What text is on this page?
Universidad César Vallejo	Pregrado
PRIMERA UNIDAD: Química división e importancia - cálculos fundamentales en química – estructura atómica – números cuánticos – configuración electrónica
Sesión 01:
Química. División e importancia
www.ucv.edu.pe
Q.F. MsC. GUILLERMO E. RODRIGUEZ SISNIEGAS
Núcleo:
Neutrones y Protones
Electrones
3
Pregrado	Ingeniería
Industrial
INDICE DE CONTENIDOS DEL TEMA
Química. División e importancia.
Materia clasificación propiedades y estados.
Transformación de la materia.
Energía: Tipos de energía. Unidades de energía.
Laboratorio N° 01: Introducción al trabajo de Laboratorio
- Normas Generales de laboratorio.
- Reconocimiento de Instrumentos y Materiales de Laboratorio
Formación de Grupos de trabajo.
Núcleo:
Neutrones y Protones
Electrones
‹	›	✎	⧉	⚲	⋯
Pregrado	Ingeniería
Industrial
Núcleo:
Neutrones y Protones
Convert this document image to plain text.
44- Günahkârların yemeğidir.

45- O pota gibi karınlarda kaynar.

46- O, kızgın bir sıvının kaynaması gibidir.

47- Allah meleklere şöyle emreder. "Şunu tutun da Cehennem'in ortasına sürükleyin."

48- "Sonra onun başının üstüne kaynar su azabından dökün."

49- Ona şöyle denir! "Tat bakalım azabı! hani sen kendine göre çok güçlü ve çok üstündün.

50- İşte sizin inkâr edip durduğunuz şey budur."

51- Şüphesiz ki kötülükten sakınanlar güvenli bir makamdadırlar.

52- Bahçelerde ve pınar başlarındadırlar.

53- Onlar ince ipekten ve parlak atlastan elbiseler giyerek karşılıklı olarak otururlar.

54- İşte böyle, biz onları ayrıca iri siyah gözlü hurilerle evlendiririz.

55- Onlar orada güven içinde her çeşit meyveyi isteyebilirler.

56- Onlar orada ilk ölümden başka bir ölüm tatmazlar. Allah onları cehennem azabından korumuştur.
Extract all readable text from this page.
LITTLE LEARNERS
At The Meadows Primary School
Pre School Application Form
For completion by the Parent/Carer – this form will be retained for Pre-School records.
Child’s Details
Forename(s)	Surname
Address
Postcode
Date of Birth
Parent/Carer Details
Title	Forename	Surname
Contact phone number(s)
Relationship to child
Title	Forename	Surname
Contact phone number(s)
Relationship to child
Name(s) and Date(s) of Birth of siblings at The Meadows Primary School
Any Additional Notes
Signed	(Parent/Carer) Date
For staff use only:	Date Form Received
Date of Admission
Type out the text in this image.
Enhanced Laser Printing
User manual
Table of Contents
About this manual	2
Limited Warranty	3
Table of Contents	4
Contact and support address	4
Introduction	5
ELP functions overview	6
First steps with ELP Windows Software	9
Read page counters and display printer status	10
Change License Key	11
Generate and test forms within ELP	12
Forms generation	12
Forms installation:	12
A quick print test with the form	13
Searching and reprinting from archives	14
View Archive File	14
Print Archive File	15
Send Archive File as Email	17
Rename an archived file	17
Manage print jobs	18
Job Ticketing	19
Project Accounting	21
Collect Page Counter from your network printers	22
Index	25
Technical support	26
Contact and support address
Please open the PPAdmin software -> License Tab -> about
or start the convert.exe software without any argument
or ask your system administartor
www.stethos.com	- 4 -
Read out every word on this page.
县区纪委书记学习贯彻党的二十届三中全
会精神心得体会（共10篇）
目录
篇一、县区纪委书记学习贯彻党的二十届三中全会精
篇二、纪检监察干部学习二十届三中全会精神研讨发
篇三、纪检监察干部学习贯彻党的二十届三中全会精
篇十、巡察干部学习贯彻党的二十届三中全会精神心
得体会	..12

→ **EXERCISE**
Reproduce the material precisely, including every line.

→ **TASK RESPONSE**
What text is on this page?
Universidad César Vallejo	Pregrado
PRIMERA UNIDAD: Química división e importancia - cálculos fundamentales en química – estructura atómica – números cuánticos – configuración electrónica
Sesión 01:
Química. División e importancia
www.ucv.edu.pe
Q.F. MsC. GUILLERMO E. RODRIGUEZ SISNIEGAS
Núcleo:
Neutrones y Protones
Electrones
3
Pregrado	Ingeniería
Industrial
INDICE DE CONTENIDOS DEL TEMA
Química. División e importancia.
Materia clasificación propiedades y estados.
Transformación de la materia.
Energía: Tipos de energía. Unidades de energía.
Laboratorio N° 01: Introducción al trabajo de Laboratorio
- Normas Generales de laboratorio.
- Reconocimiento de Instrumentos y Materiales de Laboratorio
Formación de Grupos de trabajo.
Núcleo:
Neutrones y Protones
Electrones
‹	›	✎	⧉	⚲	⋯
Pregrado	Ingeniería
Industrial
Núcleo:
Neutrones y Protones
Convert this document image to plain text.
44- Günahkârların yemeğidir.

45- O pota gibi karınlarda kaynar.

46- O, kızgın bir sıvının kaynaması gibidir.

47- Allah meleklere şöyle emreder. "Şunu tutun da Cehennem'in ortasına sürükleyin."

48- "Sonra onun başının üstüne kaynar su azabından dökün."

49- Ona şöyle denir! "Tat bakalım azabı! hani sen kendine göre çok güçlü ve çok üstündün.

50- İşte sizin inkâr edip durduğunuz şey budur."

51- Şüphesiz ki kötülükten sakınanlar güvenli bir makamdadırlar.

52- Bahçelerde ve pınar başlarındadırlar.

53- Onlar ince ipekten ve parlak atlastan elbiseler giyerek karşılıklı olarak otururlar.

54- İşte böyle, biz onları ayrıca iri siyah gözlü hurilerle evlendiririz.

55- Onlar orada güven içinde her çeşit meyveyi isteyebilirler.

56- Onlar orada ilk ölümden başka bir ölüm tatmazlar. Allah onları cehennem azabından korumuştur.
Extract all readable text from this page.
LITTLE LEARNERS
At The Meadows Primary School
Pre School Application Form
For completion by the Parent/Carer – this form will be retained for Pre-School records.
Child’s Details
Forename(s)	Surname
Address
Postcode
Date of Birth
Parent/Carer Details
Title	Forename	Surname
Contact phone number(s)
Relationship to child
Title	Forename	Surname
Contact phone number(s)
Relationship to child
Name(s) and Date(s) of Birth of siblings at The Meadows Primary School
Any Additional Notes
Signed	(Parent/Carer) Date
For staff use only:	Date Form Received
Date of Admission
Type out the text in this image.
Enhanced Laser Printing
User manual
Table of Contents
About this manual	2
Limited Warranty	3
Table of Contents	4
Contact and support address	4
Introduction	5
ELP functions overview	6
First steps with ELP Windows Software	9
Read page counters and display printer status	10
Change License Key	11
Generate and test forms within ELP	12
Forms generation	12
Forms installation:	12
A quick print test with the form	13
Searching and reprinting from archives	14
View Archive File	14
Print Archive File	15
Send Archive File as Email	17
Rename an archived file	17
Manage print jobs	18
Job Ticketing	19
Project Accounting	21
Collect Page Counter from your network printers	22
Index	25
Technical support	26
Contact and support address
Please open the PPAdmin software -> License Tab -> about
or start the convert.exe software without any argument
or ask your system administartor
www.stethos.com	- 4 -
Read out every word on this page.
县区纪委书记学习贯彻党的二十届三中全
会精神心得体会（共10篇）
目录
篇一、县区纪委书记学习贯彻党的二十届三中全会精
篇二、纪检监察干部学习二十届三中全会精神研讨发
篇三、纪检监察干部学习贯彻党的二十届三中全会精
篇十、巡察干部学习贯彻党的二十届三中全会精神心
得体会	..12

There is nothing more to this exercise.